Tasks for this exercise:
a) In the post about pretty little weeds, what is blooming in several yards down the road?
b) Reproduce everything in the post about pretty little weeds from "Yesterday we woke" down to "don’t you think?".

Source extract:
>> start
Pretty Little Weeds

Yesterday we woke to our first dusting of snow. Although it was pretty, standing on our porch shivering I found myself longing for spring. Today’s post was written by author Delia Latham after a long winter. As we head toward blizzard season (in MO, anyway) take a moment to remember those first rose buds, leaf sprigs, and yes…weeds.

Pretty Little Weeds by Delia Latham

Spring brings with it such incredible beauty! Every year, I’m amazed all over again by the stunning gift of nature God gives us so freely, and which we rarely take time to fully appreciate.

Yesterday, I also discovered a lesson hiding in some of that beauty. Is it a new thing? No…I tend to agree with King Solomon: There is nothing new under the sun. But sometimes we need a reminder of things we already know, don’t you think?

My family had gathered out on the front deck, enjoying the sunshine and welcome warmth after a cold, harsh Winter that seemed endless. Most of the trees around us are donning their dress-up gowns in various shades of green for the new season. Across the way, Mr. Nichols’ redbud tree is a picture of fuschia-colored glory. Bright yellow forsythia blooms in several yards down the road.

Even the lawns have greened up and are taking part in the joyous song of nature, which always seems to me at this time of year to be praising God for another chance to shine.

Our front lawn needs to be mowed. It’s so beautiful right now, though, that I told my husband I hated to see the lawn mower come out of the garage. The grass is covered in a beautiful carpet of some kind of pale purple wildflower, just tall enough to blow and sway with every breeze. From where I was sitting, it looked like a sea of heather, stirred by gentle waves.
>> end
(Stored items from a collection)
>> start
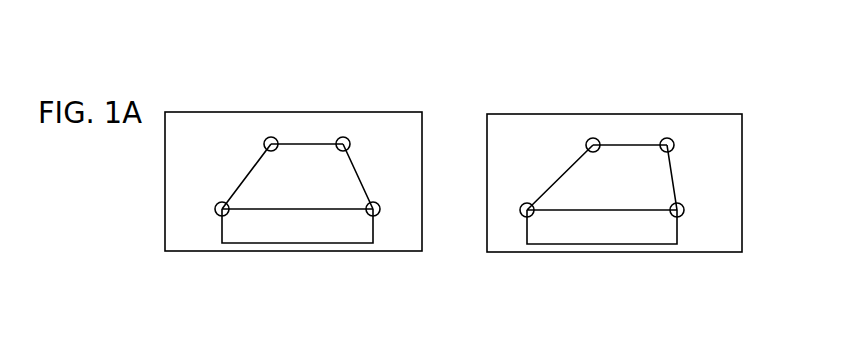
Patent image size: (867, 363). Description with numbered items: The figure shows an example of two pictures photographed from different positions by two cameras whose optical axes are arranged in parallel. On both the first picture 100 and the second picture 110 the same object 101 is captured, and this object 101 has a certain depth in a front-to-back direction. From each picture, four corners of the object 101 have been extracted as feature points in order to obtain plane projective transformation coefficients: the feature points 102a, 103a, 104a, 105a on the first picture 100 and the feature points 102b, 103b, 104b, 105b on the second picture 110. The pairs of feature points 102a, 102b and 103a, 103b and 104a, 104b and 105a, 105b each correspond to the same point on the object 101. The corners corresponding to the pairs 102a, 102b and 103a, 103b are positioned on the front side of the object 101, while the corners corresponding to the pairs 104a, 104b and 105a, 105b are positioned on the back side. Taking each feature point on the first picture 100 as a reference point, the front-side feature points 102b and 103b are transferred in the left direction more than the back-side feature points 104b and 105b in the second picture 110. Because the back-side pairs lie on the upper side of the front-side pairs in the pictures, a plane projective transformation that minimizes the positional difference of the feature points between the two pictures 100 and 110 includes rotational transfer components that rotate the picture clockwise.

The first picture 100 is at (402, 262).
The second picture 110 is at (722, 263).
The object 101 is at (342, 183).
The feature point 102a is at (217, 215).
The feature point 103a is at (378, 215).
The feature point 104a is at (268, 137).
The feature point 105a is at (344, 137).
The feature point 102b is at (522, 216).
The feature point 103b is at (681, 216).
The feature point 104b is at (590, 138).
The feature point 105b is at (668, 138).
>> end
Exercise answers:
a) Bright yellow forsythia.

b)
Yesterday we woke to our first dusting of snow. Although it was pretty, standing on our porch shivering I found myself longing for spring. Today’s post was written by author Delia Latham after a long winter. As we head toward blizzard season (in MO, anyway) take a moment to remember those first rose buds, leaf sprigs, and yes…weeds.

Pretty Little Weeds by Delia Latham

Spring brings with it such incredible beauty! Every year, I’m amazed all over again by the stunning gift of nature God gives us so freely, and which we rarely take time to fully appreciate.

Yesterday, I also discovered a lesson hiding in some of that beauty. Is it a new thing? No…I tend to agree with King Solomon: There is nothing new under the sun. But sometimes we need a reminder of things we already know, don’t you think?